What is required
Tell how many lines include the string "Antonín". Answer with a single number.

[Dataset entries]
## START
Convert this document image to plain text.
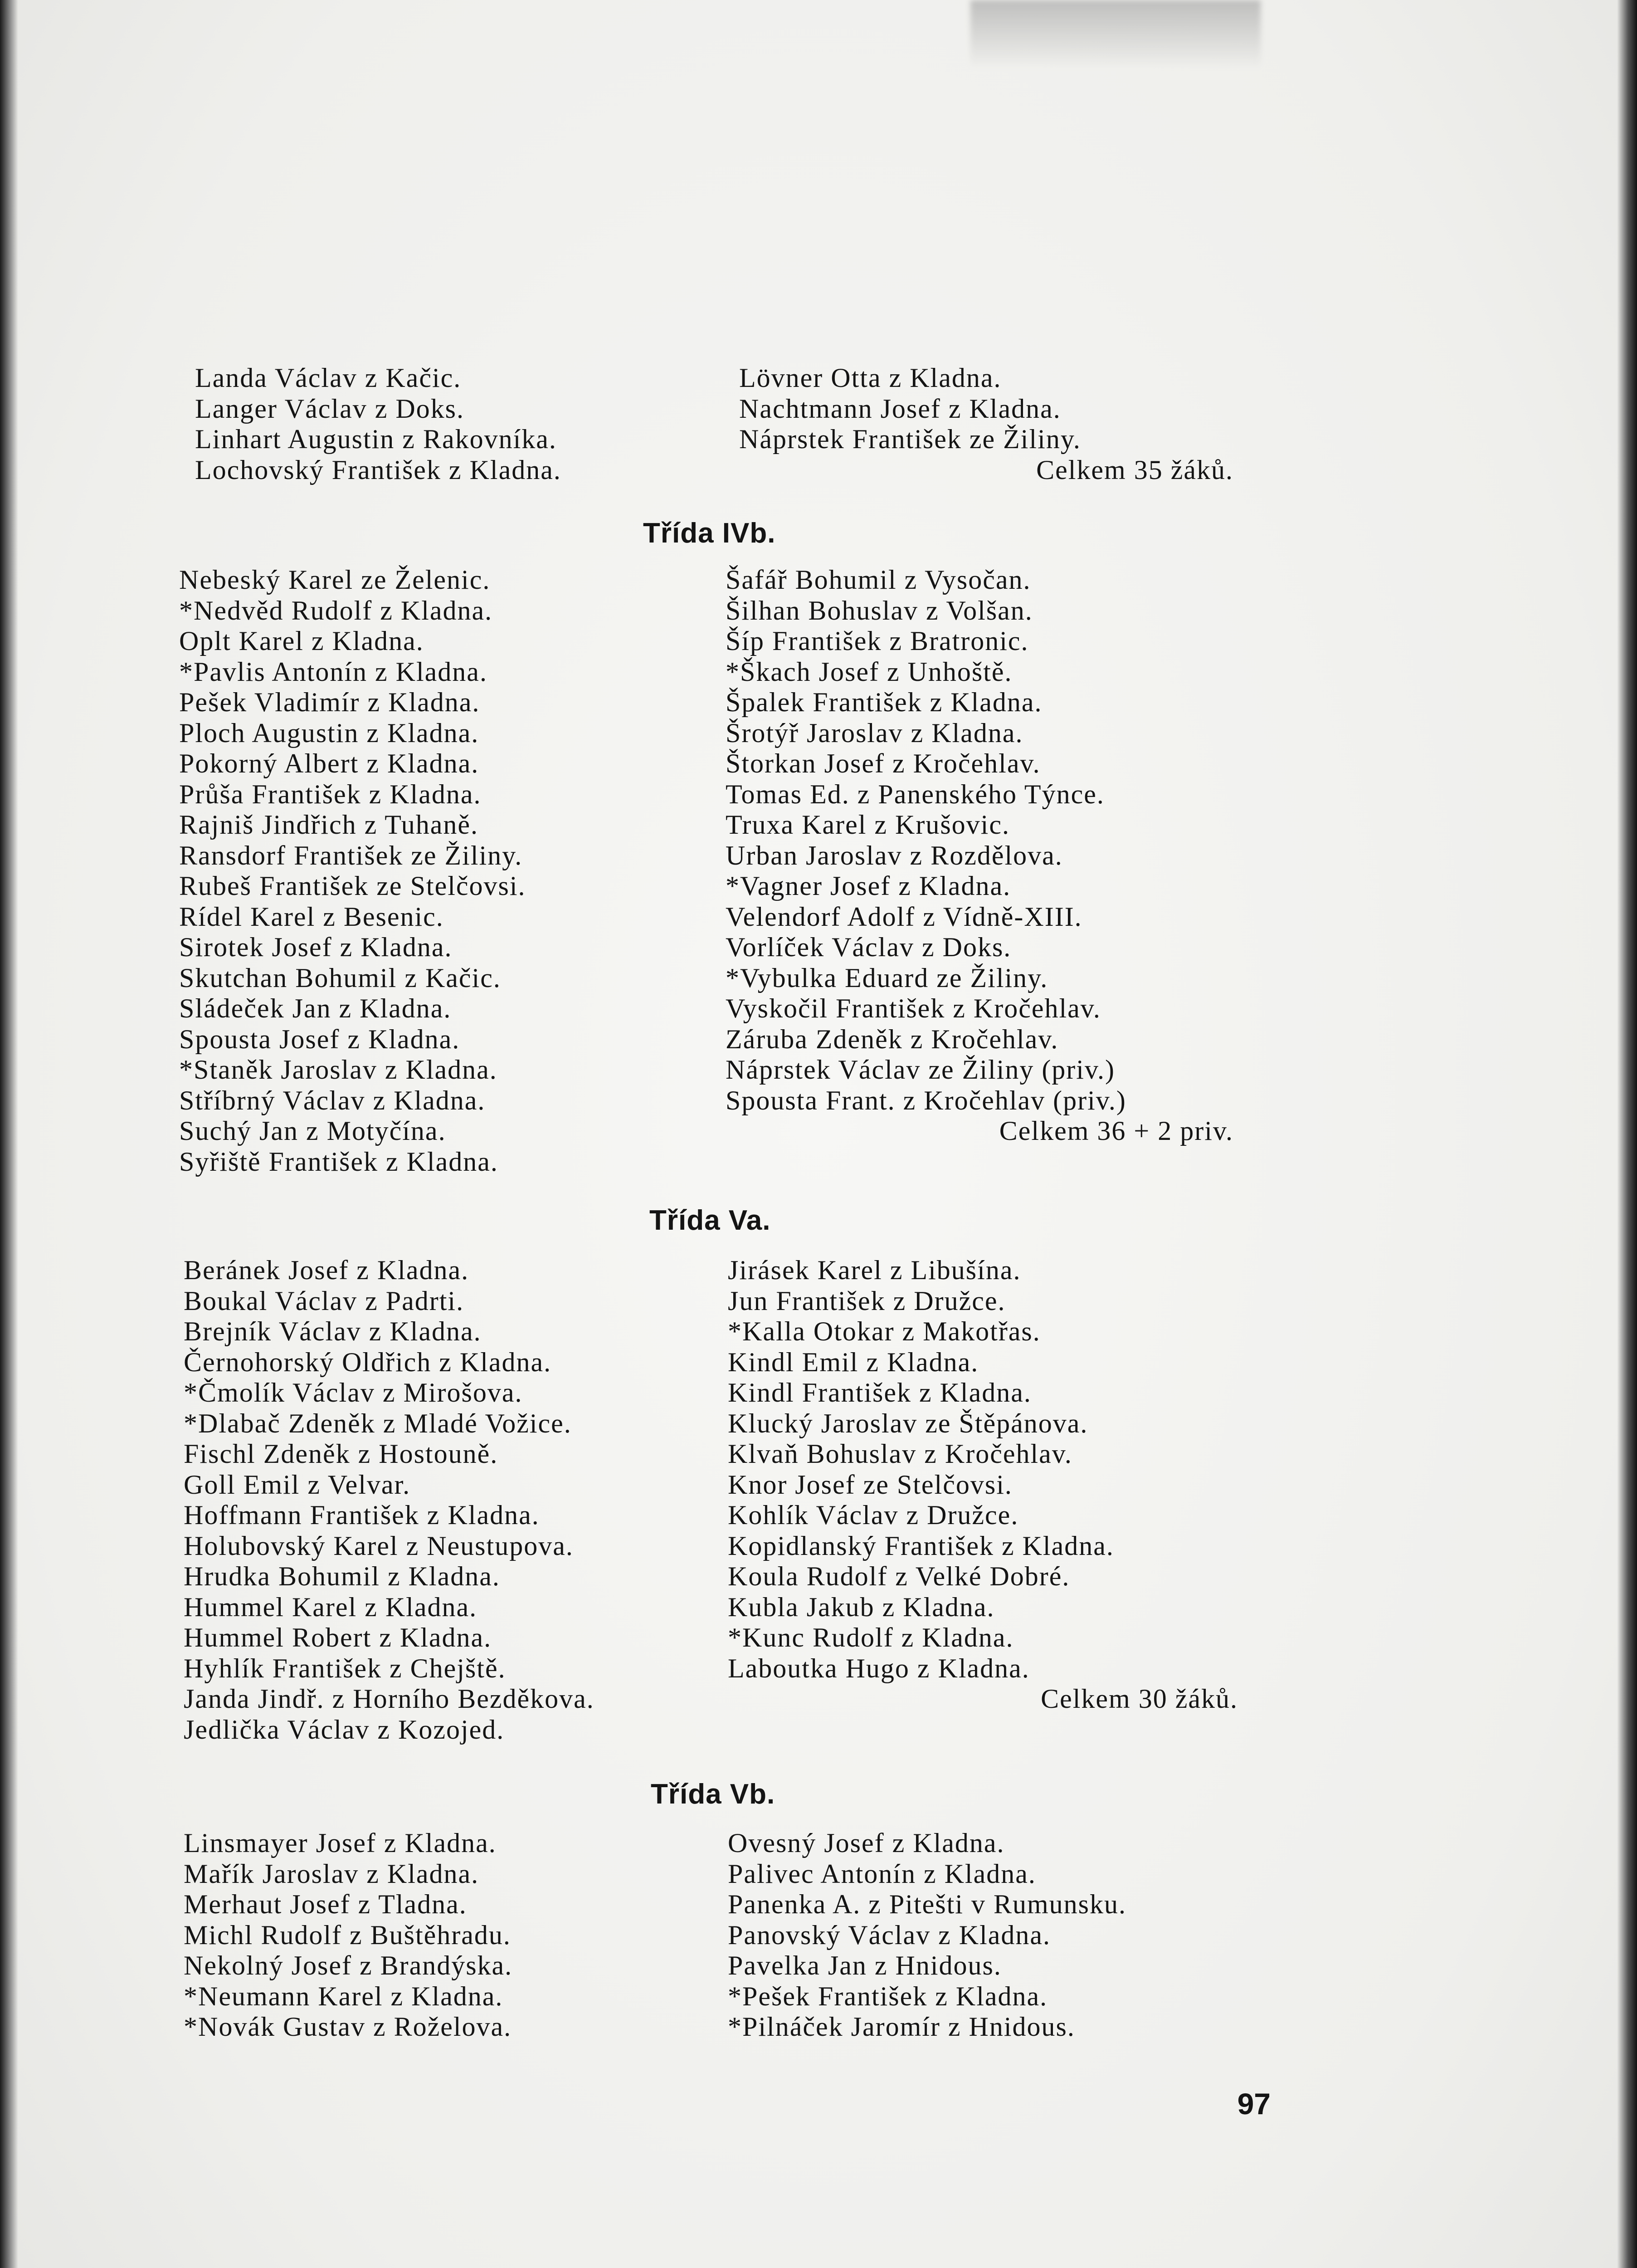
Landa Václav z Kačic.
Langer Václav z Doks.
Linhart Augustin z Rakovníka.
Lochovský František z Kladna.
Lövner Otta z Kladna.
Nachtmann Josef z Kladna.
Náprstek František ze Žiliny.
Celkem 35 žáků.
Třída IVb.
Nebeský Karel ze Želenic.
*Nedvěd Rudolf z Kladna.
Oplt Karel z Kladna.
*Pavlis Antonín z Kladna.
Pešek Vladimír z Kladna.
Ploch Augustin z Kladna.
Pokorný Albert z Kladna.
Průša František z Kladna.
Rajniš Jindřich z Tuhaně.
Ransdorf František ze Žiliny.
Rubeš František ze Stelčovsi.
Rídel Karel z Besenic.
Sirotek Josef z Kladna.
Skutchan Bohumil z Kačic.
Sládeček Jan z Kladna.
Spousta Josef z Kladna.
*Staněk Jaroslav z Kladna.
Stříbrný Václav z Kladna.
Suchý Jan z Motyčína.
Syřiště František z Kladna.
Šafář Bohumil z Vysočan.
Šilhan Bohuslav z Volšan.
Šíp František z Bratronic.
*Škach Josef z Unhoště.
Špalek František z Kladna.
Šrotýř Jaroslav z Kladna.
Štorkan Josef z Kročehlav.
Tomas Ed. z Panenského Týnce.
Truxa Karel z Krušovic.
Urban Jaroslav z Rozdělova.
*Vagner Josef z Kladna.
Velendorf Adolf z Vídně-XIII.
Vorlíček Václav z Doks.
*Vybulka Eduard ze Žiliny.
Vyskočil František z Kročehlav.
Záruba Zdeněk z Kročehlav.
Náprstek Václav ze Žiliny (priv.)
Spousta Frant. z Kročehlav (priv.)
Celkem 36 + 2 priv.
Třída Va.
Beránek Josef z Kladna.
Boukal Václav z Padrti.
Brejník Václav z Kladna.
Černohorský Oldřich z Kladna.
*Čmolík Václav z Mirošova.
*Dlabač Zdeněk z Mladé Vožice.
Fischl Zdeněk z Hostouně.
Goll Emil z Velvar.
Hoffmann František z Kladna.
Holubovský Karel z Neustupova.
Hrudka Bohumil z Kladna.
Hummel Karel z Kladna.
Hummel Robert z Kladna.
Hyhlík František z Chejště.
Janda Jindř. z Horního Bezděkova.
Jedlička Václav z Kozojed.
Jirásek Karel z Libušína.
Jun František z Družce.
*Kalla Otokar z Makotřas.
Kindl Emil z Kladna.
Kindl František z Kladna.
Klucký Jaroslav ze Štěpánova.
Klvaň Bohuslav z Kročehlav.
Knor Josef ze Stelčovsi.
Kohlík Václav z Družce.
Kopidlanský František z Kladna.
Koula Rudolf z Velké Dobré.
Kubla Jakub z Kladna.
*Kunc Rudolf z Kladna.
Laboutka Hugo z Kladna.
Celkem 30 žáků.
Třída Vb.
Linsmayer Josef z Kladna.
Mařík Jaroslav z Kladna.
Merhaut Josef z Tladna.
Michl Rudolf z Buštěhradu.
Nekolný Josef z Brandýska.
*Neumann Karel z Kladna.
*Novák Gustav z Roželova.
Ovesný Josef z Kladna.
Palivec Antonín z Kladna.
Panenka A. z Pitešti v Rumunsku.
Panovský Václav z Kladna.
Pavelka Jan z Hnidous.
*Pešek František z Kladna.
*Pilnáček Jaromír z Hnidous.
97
## END
Solution to this problem
2